>> begin Dataset rows

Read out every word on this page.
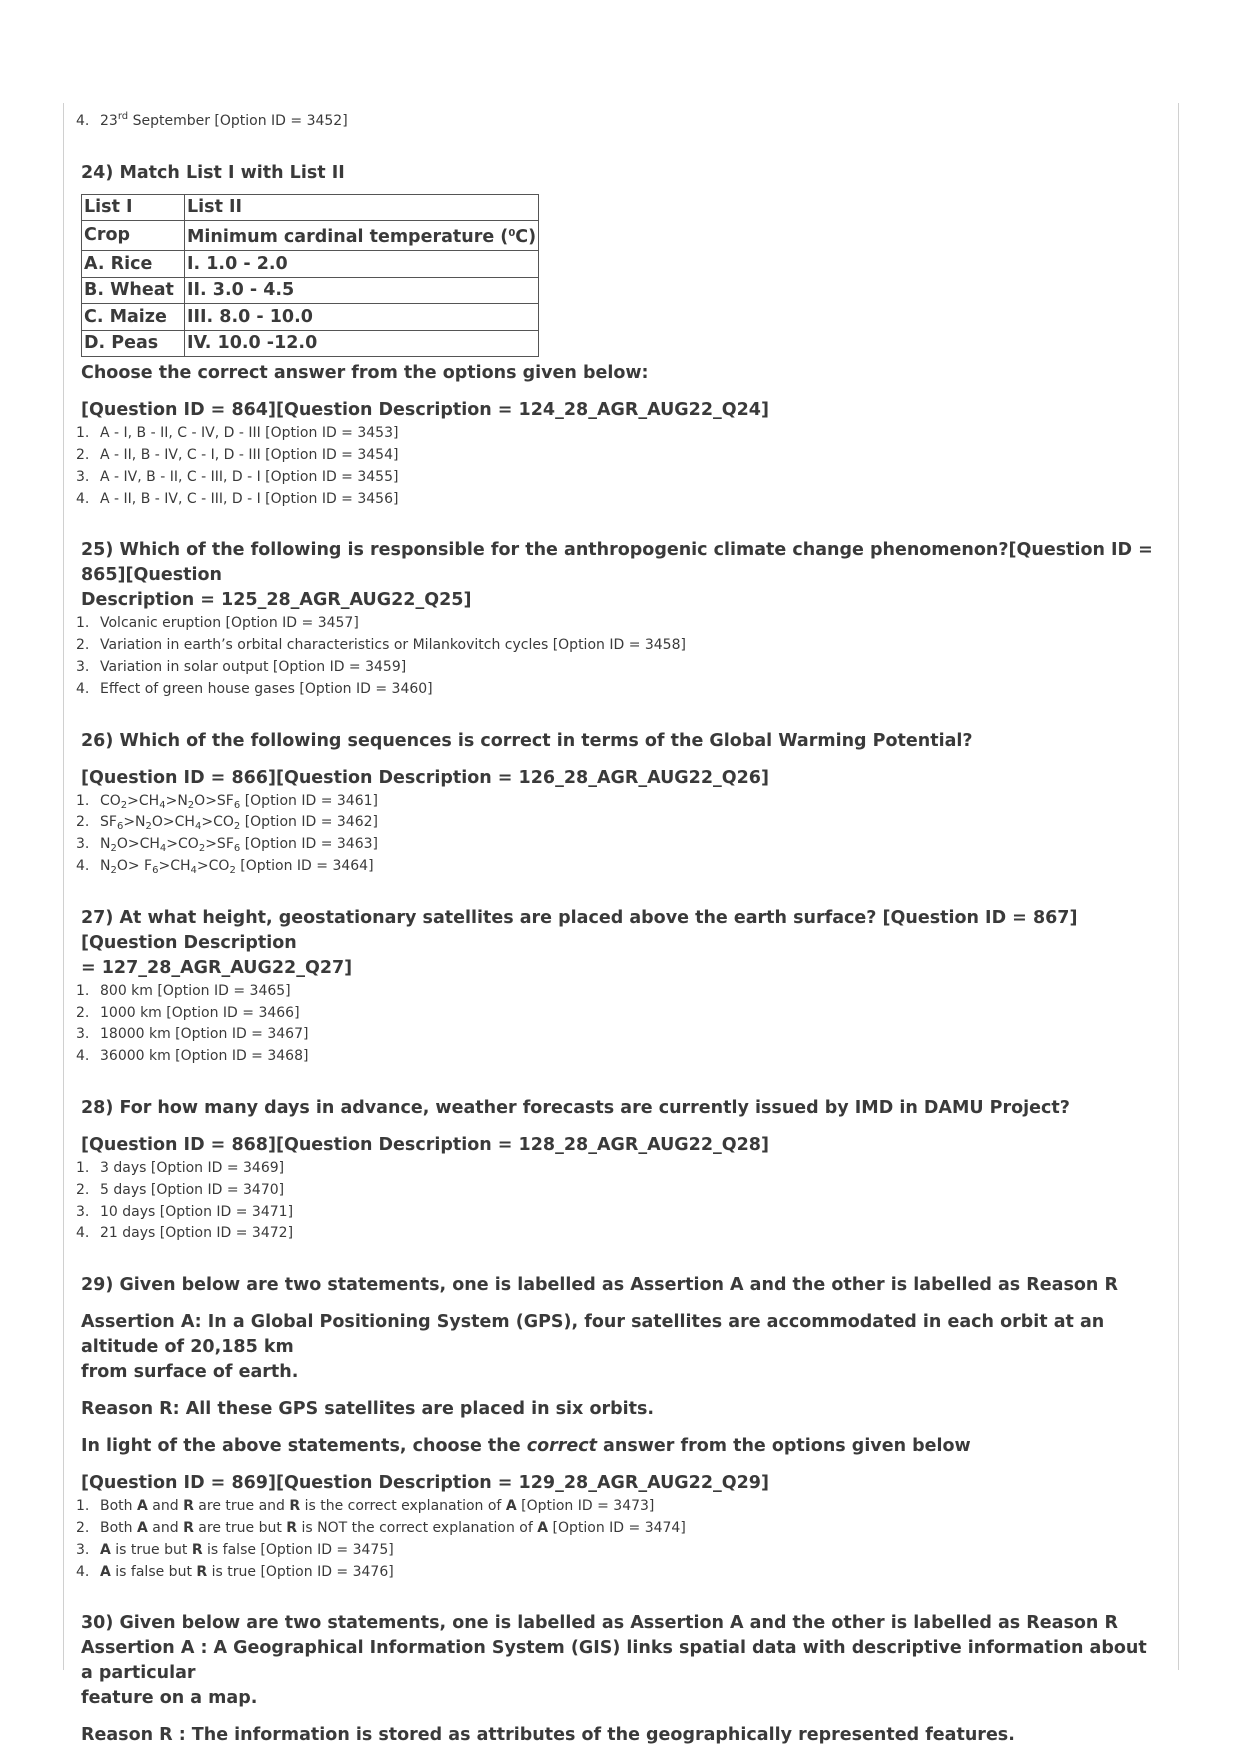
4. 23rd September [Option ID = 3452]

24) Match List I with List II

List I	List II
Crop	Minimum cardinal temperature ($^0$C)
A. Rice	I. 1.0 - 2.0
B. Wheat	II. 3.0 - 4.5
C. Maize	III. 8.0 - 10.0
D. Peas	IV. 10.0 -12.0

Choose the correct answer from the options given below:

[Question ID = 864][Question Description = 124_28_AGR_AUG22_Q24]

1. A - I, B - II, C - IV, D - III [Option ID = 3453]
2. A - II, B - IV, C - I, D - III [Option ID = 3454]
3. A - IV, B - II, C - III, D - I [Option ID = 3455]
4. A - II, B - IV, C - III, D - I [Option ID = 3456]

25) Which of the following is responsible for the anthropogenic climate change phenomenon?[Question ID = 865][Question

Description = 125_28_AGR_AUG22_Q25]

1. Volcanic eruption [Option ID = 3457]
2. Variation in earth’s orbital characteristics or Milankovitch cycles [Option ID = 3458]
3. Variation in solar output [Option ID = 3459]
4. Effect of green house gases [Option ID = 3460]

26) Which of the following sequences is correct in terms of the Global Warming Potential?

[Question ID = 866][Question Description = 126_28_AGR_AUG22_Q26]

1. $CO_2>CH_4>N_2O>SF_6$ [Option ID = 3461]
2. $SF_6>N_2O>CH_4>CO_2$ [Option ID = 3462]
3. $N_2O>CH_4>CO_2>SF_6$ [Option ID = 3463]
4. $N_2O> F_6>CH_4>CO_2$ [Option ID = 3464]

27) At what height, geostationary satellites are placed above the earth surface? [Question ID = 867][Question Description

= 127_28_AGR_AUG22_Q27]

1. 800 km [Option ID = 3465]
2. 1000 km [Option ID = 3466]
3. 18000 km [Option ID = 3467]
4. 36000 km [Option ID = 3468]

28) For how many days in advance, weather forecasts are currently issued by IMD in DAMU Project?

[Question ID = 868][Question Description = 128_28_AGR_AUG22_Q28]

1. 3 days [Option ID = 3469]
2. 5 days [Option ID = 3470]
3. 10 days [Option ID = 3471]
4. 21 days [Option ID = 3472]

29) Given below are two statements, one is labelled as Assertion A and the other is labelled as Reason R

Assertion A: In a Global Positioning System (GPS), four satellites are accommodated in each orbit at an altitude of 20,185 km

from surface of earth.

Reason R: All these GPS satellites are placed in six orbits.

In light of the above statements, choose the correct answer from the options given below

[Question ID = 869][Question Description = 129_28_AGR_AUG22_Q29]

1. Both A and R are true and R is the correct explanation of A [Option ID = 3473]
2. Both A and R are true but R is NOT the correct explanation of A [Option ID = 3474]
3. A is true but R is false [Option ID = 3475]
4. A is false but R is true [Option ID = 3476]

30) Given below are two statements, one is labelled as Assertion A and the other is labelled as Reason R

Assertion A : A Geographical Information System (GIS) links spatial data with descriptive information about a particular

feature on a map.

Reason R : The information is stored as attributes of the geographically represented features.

>> end Dataset rows
>> begin Dataset rows

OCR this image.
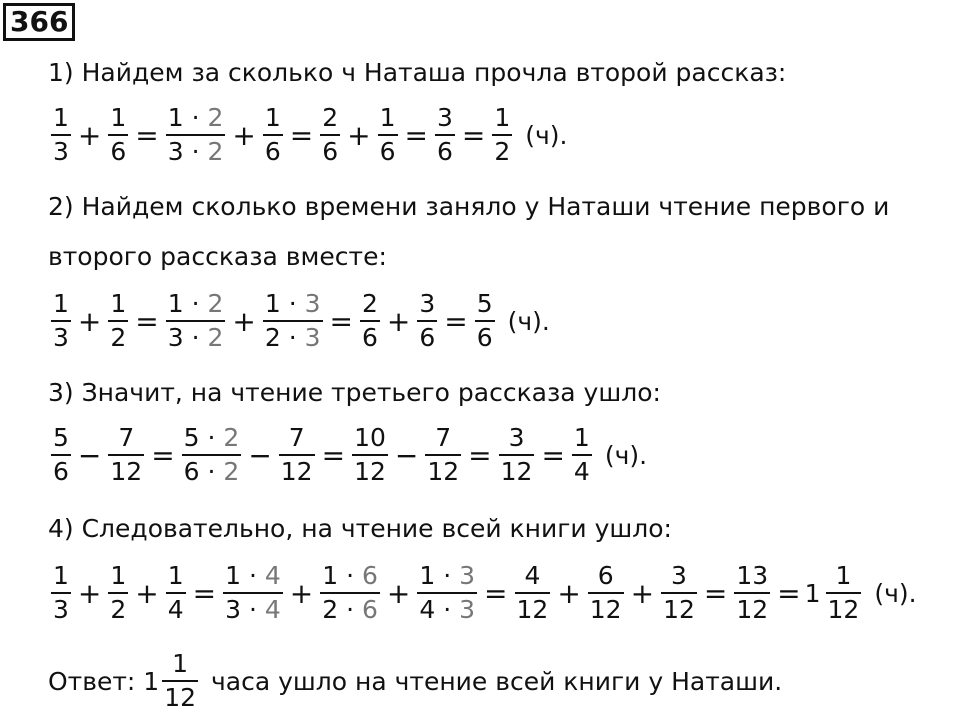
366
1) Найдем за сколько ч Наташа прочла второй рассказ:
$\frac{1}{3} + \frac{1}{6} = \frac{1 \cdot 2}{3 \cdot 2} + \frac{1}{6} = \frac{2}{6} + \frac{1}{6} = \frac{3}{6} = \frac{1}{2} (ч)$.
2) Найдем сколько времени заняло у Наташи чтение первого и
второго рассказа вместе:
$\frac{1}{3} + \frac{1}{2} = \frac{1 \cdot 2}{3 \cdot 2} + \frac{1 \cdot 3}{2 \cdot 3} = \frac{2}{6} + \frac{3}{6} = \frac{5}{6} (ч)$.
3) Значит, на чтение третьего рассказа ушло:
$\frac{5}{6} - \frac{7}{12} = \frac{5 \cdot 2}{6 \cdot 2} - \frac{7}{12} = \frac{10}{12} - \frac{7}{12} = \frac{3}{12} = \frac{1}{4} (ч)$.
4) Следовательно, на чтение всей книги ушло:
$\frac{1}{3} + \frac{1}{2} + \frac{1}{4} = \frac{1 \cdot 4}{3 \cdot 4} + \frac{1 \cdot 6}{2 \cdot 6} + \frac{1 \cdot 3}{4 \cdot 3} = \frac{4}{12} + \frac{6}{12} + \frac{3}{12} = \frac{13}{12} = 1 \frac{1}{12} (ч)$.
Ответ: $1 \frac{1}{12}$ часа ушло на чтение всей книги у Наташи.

>> end Dataset rows
>> begin Dataset rows

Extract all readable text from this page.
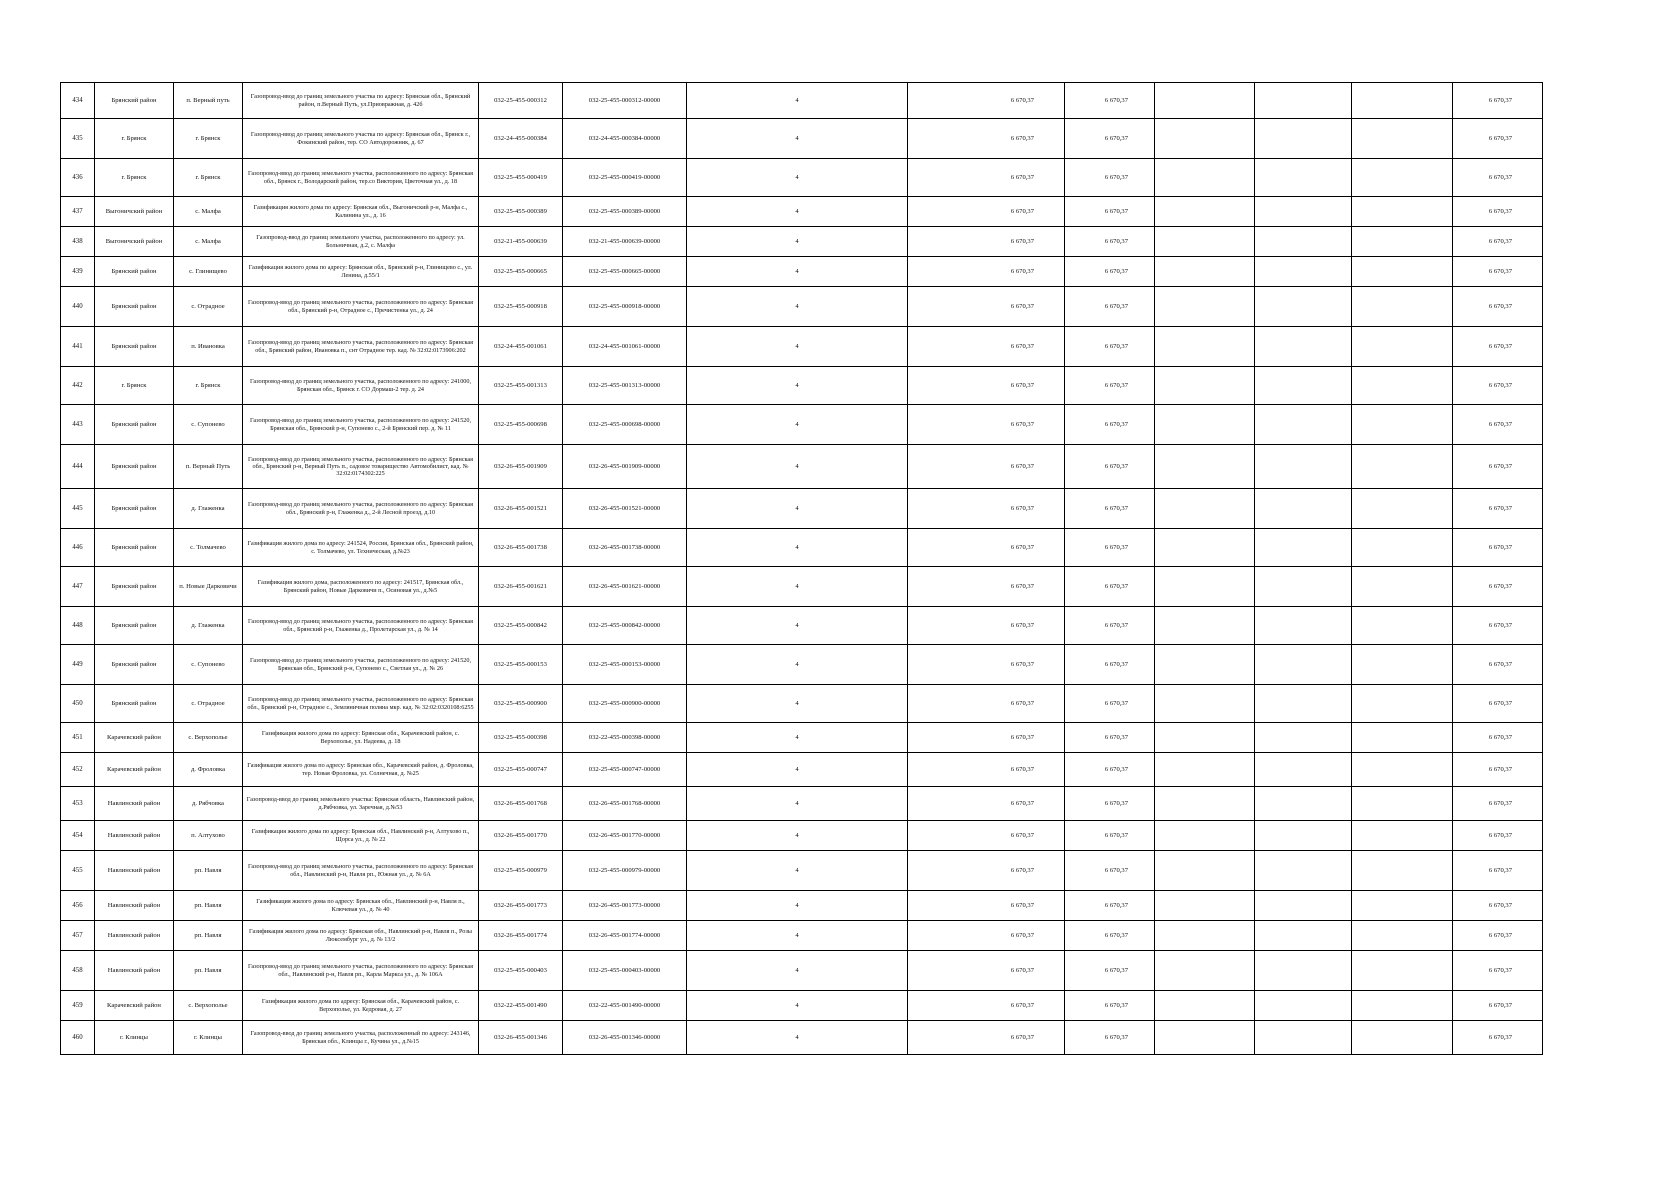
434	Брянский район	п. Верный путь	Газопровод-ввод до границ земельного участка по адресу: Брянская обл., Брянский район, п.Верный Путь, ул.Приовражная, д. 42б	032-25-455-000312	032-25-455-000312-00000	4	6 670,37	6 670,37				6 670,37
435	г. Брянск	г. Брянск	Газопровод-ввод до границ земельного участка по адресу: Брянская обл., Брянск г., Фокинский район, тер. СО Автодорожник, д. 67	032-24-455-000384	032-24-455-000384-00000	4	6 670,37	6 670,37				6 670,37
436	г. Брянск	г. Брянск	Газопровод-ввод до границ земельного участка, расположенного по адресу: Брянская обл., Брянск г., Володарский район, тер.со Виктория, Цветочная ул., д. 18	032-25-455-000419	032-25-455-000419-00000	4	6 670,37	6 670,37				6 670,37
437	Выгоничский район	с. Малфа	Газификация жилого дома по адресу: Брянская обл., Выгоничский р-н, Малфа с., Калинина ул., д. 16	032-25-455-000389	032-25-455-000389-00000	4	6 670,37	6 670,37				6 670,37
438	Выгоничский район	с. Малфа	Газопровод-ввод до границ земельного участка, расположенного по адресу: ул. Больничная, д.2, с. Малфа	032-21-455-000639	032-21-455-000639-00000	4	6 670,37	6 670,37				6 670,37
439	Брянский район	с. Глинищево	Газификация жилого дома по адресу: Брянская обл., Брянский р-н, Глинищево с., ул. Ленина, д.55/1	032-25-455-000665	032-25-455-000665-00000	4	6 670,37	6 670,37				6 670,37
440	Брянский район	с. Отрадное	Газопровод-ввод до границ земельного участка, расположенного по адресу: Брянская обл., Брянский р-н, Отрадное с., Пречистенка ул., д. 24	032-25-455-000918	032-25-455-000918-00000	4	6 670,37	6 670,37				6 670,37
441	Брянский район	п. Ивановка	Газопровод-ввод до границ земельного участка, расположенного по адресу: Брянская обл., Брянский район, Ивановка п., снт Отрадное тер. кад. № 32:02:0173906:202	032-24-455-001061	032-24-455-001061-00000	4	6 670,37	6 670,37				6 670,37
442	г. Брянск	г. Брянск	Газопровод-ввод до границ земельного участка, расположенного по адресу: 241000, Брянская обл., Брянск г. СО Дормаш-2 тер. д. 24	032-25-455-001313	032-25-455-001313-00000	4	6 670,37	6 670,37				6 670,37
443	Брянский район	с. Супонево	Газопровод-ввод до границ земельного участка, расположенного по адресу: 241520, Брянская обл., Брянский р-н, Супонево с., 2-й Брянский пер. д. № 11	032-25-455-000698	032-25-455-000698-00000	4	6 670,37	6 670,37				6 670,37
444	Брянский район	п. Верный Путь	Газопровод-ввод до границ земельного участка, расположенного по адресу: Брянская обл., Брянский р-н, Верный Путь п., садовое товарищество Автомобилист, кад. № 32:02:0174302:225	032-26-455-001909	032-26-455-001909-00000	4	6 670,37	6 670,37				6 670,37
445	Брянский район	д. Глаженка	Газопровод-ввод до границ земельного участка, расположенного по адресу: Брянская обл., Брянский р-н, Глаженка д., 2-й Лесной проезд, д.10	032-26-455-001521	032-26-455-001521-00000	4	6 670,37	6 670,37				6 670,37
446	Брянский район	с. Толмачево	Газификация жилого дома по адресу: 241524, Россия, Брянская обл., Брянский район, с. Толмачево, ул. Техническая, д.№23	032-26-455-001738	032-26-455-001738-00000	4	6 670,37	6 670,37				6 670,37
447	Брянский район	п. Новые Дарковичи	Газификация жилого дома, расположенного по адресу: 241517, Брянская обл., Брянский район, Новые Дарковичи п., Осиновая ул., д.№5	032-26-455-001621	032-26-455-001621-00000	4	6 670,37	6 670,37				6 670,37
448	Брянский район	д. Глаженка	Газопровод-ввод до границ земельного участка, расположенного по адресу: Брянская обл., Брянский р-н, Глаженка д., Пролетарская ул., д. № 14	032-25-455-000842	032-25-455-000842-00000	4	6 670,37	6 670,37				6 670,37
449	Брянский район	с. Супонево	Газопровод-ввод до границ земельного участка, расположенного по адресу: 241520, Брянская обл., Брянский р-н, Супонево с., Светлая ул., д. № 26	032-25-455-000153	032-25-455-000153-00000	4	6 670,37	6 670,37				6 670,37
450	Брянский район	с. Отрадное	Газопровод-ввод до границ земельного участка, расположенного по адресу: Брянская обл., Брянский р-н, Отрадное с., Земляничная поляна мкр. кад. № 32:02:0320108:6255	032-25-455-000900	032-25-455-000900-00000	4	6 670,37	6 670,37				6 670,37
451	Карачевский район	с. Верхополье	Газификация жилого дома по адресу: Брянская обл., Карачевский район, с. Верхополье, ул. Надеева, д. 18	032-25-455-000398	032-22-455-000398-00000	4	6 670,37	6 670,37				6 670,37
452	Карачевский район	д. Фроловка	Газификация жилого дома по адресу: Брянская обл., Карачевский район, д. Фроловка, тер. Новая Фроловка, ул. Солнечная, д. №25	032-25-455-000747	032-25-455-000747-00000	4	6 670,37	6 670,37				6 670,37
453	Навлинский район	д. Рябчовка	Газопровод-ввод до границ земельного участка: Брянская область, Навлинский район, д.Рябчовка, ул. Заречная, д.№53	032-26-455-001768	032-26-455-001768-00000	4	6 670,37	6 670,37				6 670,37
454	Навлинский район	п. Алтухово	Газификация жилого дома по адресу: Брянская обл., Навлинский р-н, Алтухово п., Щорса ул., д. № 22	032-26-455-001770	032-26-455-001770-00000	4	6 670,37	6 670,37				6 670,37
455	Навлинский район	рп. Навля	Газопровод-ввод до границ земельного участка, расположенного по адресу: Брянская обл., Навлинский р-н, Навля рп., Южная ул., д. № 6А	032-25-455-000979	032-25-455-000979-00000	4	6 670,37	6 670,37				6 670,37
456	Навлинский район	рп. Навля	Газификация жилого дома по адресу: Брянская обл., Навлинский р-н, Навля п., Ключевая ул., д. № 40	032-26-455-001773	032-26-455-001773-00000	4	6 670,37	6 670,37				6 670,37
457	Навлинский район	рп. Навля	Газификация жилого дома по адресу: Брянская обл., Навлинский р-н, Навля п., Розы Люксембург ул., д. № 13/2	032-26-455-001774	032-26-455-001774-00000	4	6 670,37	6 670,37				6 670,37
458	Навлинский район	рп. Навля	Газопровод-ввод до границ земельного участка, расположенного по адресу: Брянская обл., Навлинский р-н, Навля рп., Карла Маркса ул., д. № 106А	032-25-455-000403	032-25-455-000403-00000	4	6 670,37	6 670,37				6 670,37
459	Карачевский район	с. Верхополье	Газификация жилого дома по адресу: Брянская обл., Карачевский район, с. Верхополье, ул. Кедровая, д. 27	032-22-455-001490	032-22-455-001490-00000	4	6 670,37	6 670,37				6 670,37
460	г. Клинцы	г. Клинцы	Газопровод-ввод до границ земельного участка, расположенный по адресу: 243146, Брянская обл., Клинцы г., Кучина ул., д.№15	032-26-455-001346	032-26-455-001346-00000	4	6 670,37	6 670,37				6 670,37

>> end Dataset rows

### Your instructions
In the entries above, identify every line with the word "Выгоничский". Copy those lines.

### Full solution
437	Выгоничский район	с. Малфа	Газификация жилого дома по адресу: Брянская обл., Выгоничский р-н, Малфа с., Калинина ул., д. 16	032-25-455-000389	032-25-455-000389-00000	4	6 670,37	6 670,37				6 670,37
438	Выгоничский район	с. Малфа	Газопровод-ввод до границ земельного участка, расположенного по адресу: ул. Больничная, д.2, с. Малфа	032-21-455-000639	032-21-455-000639-00000	4	6 670,37	6 670,37				6 670,37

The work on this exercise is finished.